§ GOAL: Scan the entries below for the word "Jean". Copy each line that has it.

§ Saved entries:
---

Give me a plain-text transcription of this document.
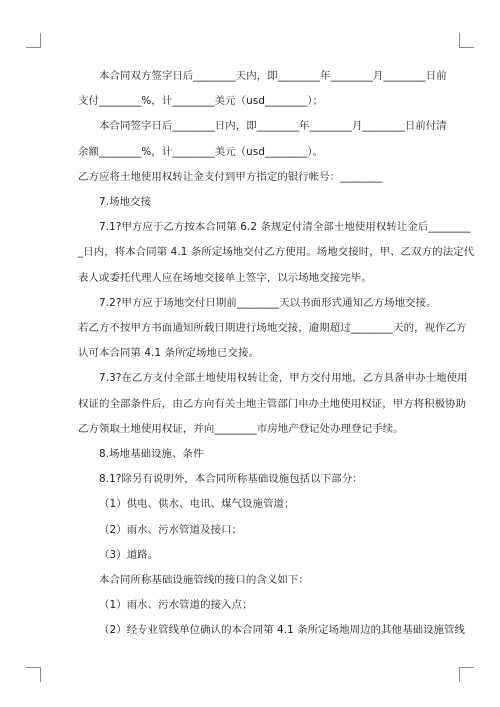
本合同双方签字日后________天内，即________年________月________日前

支付________%，计________美元（usd________）；

本合同签字日后________日内，即________年________月________日前付清

余额________%，计________美元（usd________）。

乙方应将土地使用权转让金支付到甲方指定的银行帐号：________

7.场地交接

7.1?甲方应于乙方按本合同第 6.2 条规定付清全部土地使用权转让金后________

_日内，将本合同第 4.1 条所定场地交付乙方使用。场地交接时，甲、乙双方的法定代

表人或委托代理人应在场地交接单上签字，以示场地交接完毕。

7.2?甲方应于场地交付日期前________天以书面形式通知乙方场地交接。

若乙方不按甲方书面通知所载日期进行场地交接，逾期超过________天的，视作乙方

认可本合同第 4.1 条所定场地已交接。

7.3?在乙方支付全部土地使用权转让金，甲方交付用地，乙方具备申办土地使用

权证的全部条件后，由乙方向有关土地主管部门申办土地使用权证，甲方将积极协助

乙方领取土地使用权证，并向________市房地产登记处办理登记手续。

8.场地基础设施、条件

8.1?除另有说明外，本合同所称基础设施包括以下部分：

（1）供电、供水、电讯、煤气设施管道；

（2）雨水、污水管道及接口；

（3）道路。

本合同所称基础设施管线的接口的含义如下：

（1）雨水、污水管道的接入点；

（2）经专业管线单位确认的本合同第 4.1 条所定场地周边的其他基础设施管线
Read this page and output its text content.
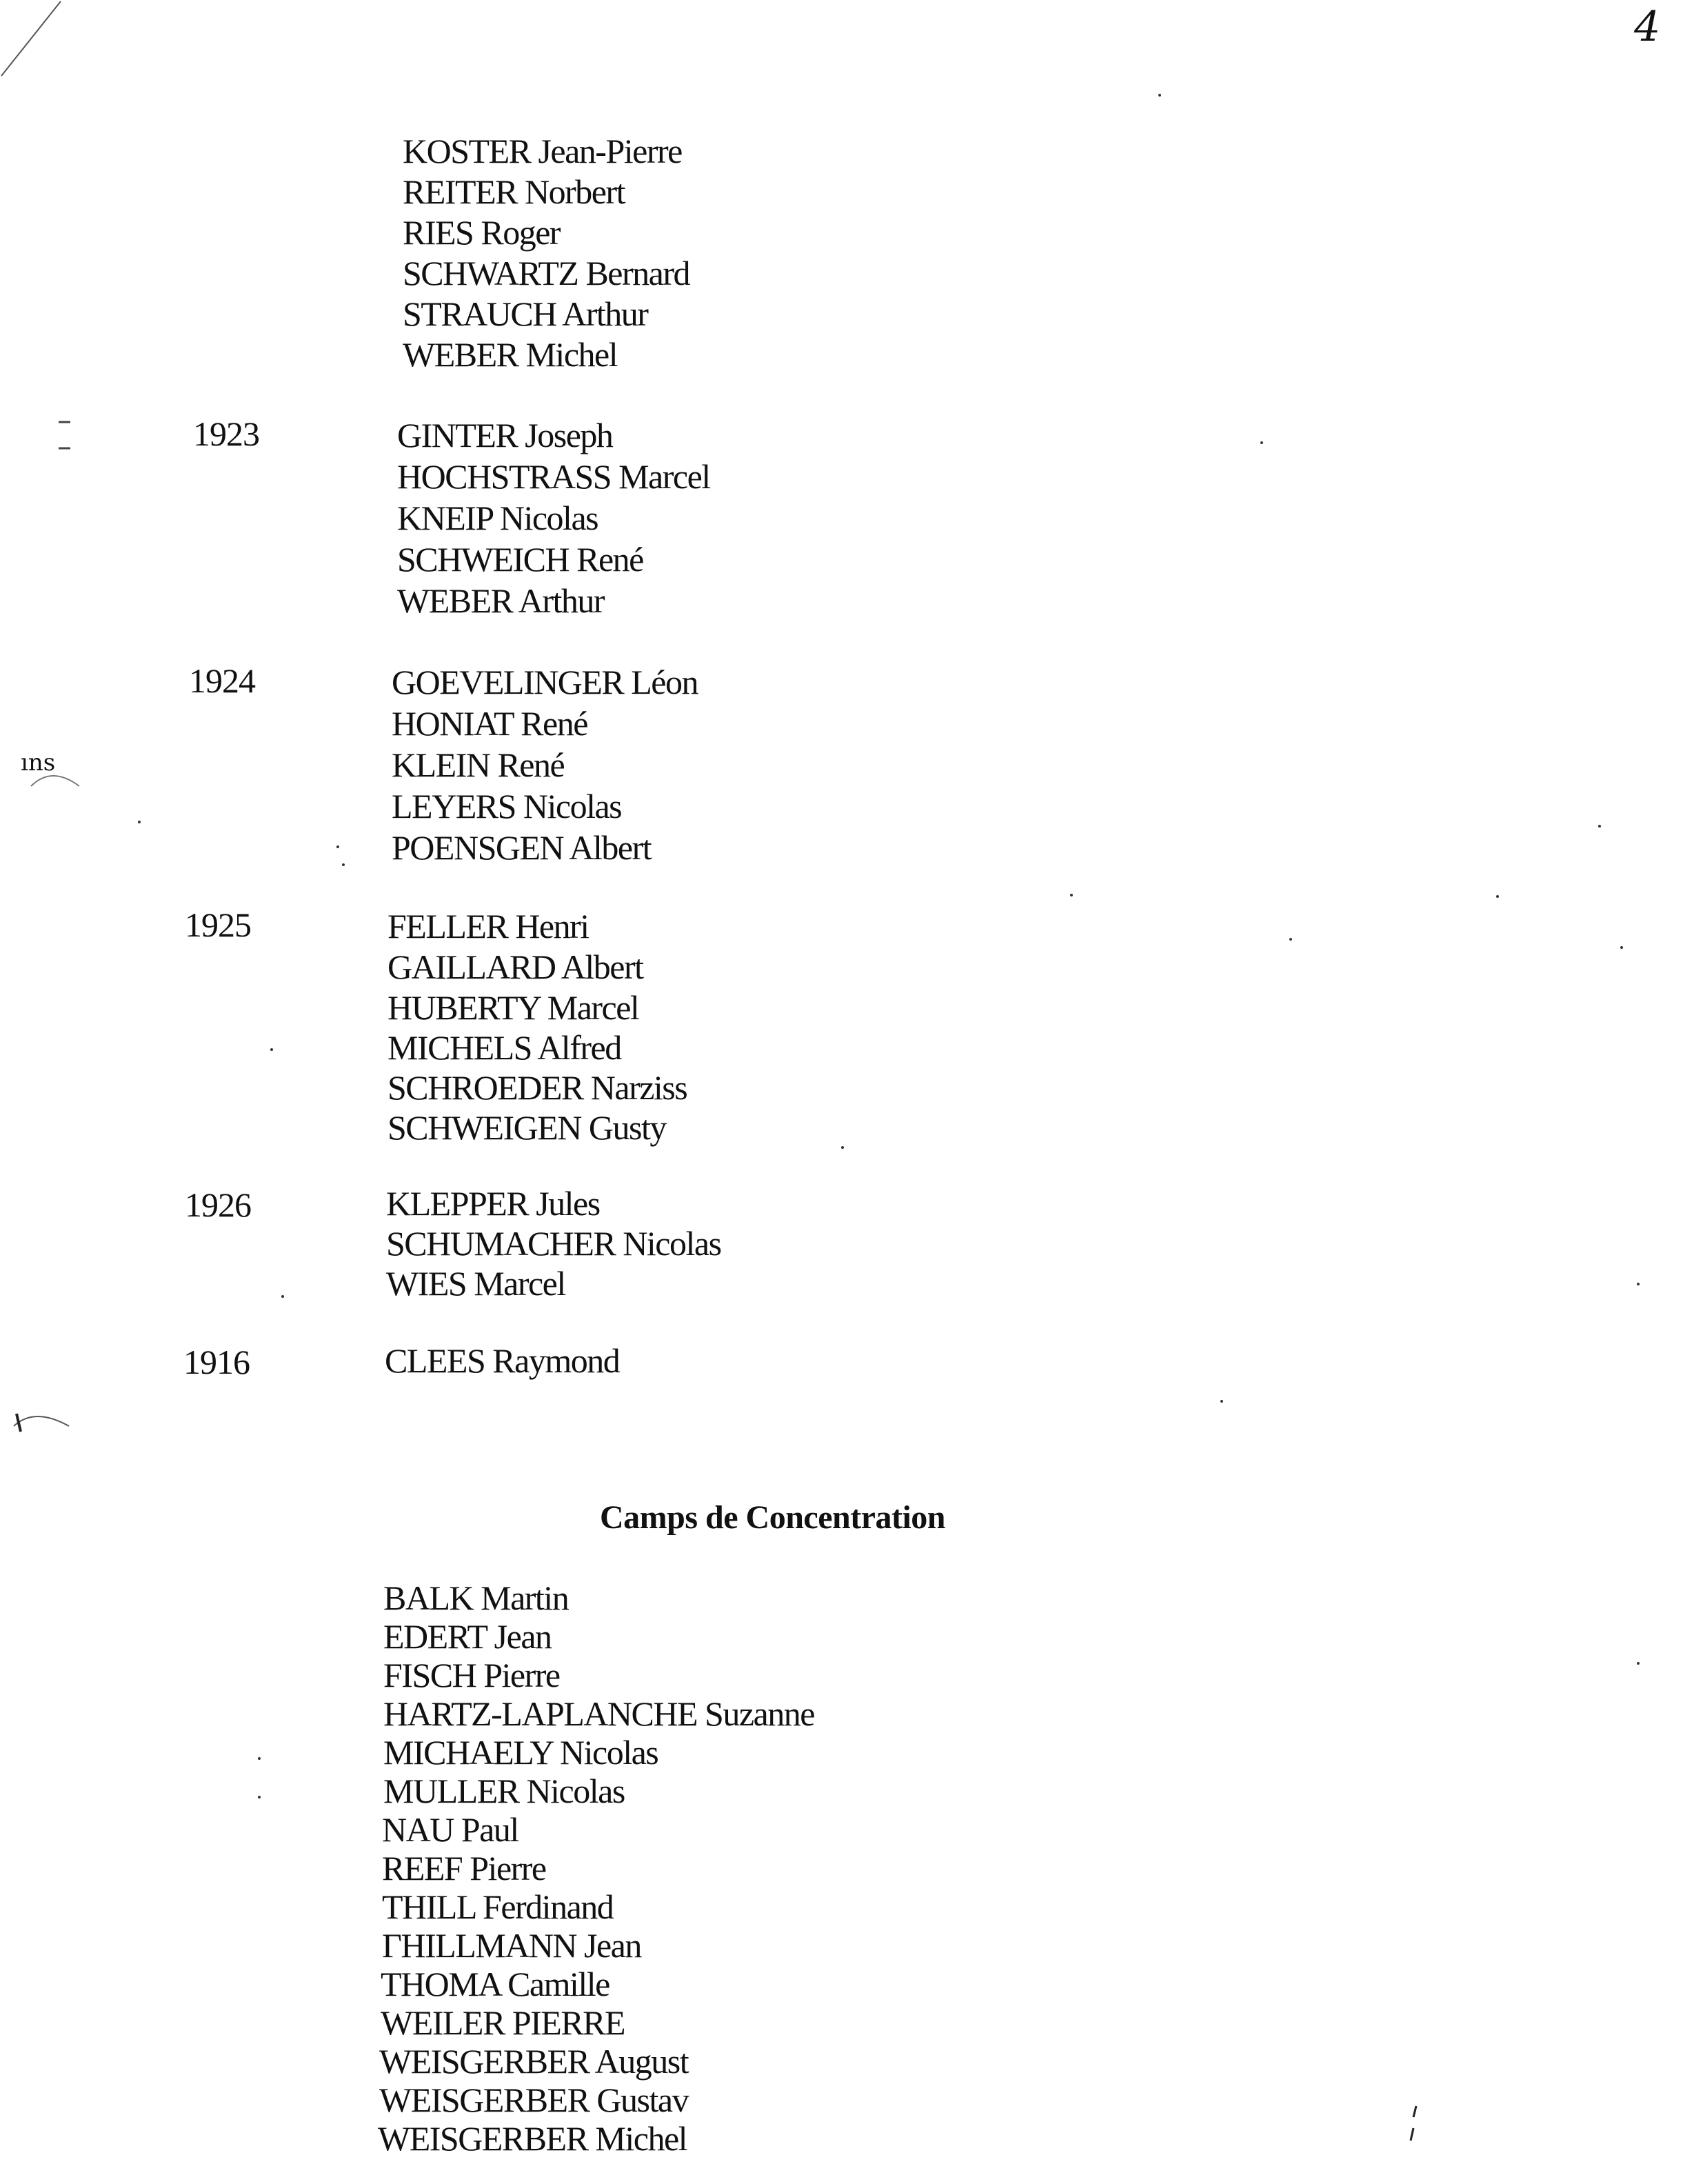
4
KOSTER Jean-Pierre
REITER Norbert
RIES Roger
SCHWARTZ Bernard
STRAUCH Arthur
WEBER Michel
1923	GINTER Joseph
HOCHSTRASS Marcel
KNEIP Nicolas
SCHWEICH René
WEBER Arthur
1924	GOEVELINGER Léon
HONIAT René
KLEIN René
LEYERS Nicolas
POENSGEN Albert
1925	FELLER Henri
GAILLARD Albert
HUBERTY Marcel
MICHELS Alfred
SCHROEDER Narziss
SCHWEIGEN Gusty
1926	KLEPPER Jules
SCHUMACHER Nicolas
WIES Marcel
1916	CLEES Raymond
Camps de Concentration
BALK Martin
EDERT Jean
FISCH Pierre
HARTZ-LAPLANCHE Suzanne
MICHAELY Nicolas
MULLER Nicolas
NAU Paul
REEF Pierre
THILL Ferdinand
ΓHILLMANN Jean
THOMA Camille
WEILER PIERRE
WEISGERBER August
WEISGERBER Gustav
WEISGERBER Michel
ıns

---

§ THE SOLUTION:
KOSTER Jean-Pierre
EDERT Jean
ΓHILLMANN Jean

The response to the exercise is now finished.